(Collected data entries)
* BEGIN *

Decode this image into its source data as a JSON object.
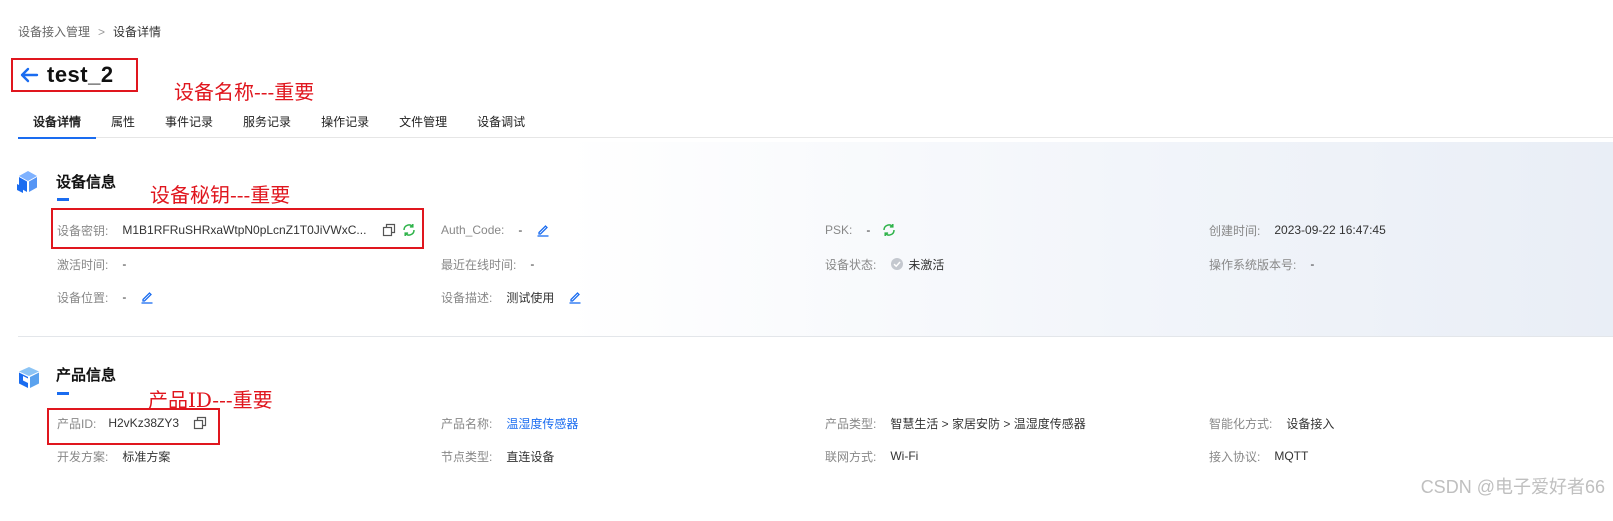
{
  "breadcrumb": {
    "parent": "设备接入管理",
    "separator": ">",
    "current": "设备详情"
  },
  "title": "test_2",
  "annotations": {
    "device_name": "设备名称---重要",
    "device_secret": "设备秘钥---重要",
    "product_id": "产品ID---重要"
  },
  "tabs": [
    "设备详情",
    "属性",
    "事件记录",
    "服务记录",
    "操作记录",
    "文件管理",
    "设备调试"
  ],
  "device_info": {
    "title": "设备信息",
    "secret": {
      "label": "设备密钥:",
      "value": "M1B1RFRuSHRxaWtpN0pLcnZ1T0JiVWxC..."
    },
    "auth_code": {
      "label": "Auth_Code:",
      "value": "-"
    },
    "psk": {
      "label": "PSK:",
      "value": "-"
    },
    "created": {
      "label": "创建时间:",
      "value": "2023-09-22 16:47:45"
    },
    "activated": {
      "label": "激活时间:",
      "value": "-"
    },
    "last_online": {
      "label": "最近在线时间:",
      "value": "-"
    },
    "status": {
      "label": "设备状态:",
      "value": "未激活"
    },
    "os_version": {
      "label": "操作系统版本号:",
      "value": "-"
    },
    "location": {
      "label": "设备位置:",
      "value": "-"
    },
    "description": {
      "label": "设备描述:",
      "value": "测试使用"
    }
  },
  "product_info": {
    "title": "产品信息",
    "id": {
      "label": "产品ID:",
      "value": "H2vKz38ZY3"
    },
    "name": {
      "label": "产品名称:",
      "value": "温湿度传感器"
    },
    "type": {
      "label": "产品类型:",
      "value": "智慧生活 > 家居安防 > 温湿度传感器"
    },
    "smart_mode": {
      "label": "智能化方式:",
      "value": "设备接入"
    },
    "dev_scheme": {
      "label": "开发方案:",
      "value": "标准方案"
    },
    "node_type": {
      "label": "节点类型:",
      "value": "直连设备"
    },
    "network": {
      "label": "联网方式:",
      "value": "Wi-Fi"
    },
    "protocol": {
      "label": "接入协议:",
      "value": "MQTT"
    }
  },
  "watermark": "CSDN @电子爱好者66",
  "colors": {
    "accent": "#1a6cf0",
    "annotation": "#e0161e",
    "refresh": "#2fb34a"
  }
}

* END *

AIM: Repeat each entry exactly as it appears; skip any picture.

EXERCISE OUTPUT:
Decode this image into its source data as a JSON object.
{
  "breadcrumb": {
    "parent": "设备接入管理",
    "separator": ">",
    "current": "设备详情"
  },
  "title": "test_2",
  "annotations": {
    "device_name": "设备名称---重要",
    "device_secret": "设备秘钥---重要",
    "product_id": "产品ID---重要"
  },
  "tabs": [
    "设备详情",
    "属性",
    "事件记录",
    "服务记录",
    "操作记录",
    "文件管理",
    "设备调试"
  ],
  "device_info": {
    "title": "设备信息",
    "secret": {
      "label": "设备密钥:",
      "value": "M1B1RFRuSHRxaWtpN0pLcnZ1T0JiVWxC..."
    },
    "auth_code": {
      "label": "Auth_Code:",
      "value": "-"
    },
    "psk": {
      "label": "PSK:",
      "value": "-"
    },
    "created": {
      "label": "创建时间:",
      "value": "2023-09-22 16:47:45"
    },
    "activated": {
      "label": "激活时间:",
      "value": "-"
    },
    "last_online": {
      "label": "最近在线时间:",
      "value": "-"
    },
    "status": {
      "label": "设备状态:",
      "value": "未激活"
    },
    "os_version": {
      "label": "操作系统版本号:",
      "value": "-"
    },
    "location": {
      "label": "设备位置:",
      "value": "-"
    },
    "description": {
      "label": "设备描述:",
      "value": "测试使用"
    }
  },
  "product_info": {
    "title": "产品信息",
    "id": {
      "label": "产品ID:",
      "value": "H2vKz38ZY3"
    },
    "name": {
      "label": "产品名称:",
      "value": "温湿度传感器"
    },
    "type": {
      "label": "产品类型:",
      "value": "智慧生活 > 家居安防 > 温湿度传感器"
    },
    "smart_mode": {
      "label": "智能化方式:",
      "value": "设备接入"
    },
    "dev_scheme": {
      "label": "开发方案:",
      "value": "标准方案"
    },
    "node_type": {
      "label": "节点类型:",
      "value": "直连设备"
    },
    "network": {
      "label": "联网方式:",
      "value": "Wi-Fi"
    },
    "protocol": {
      "label": "接入协议:",
      "value": "MQTT"
    }
  },
  "watermark": "CSDN @电子爱好者66",
  "colors": {
    "accent": "#1a6cf0",
    "annotation": "#e0161e",
    "refresh": "#2fb34a"
  }
}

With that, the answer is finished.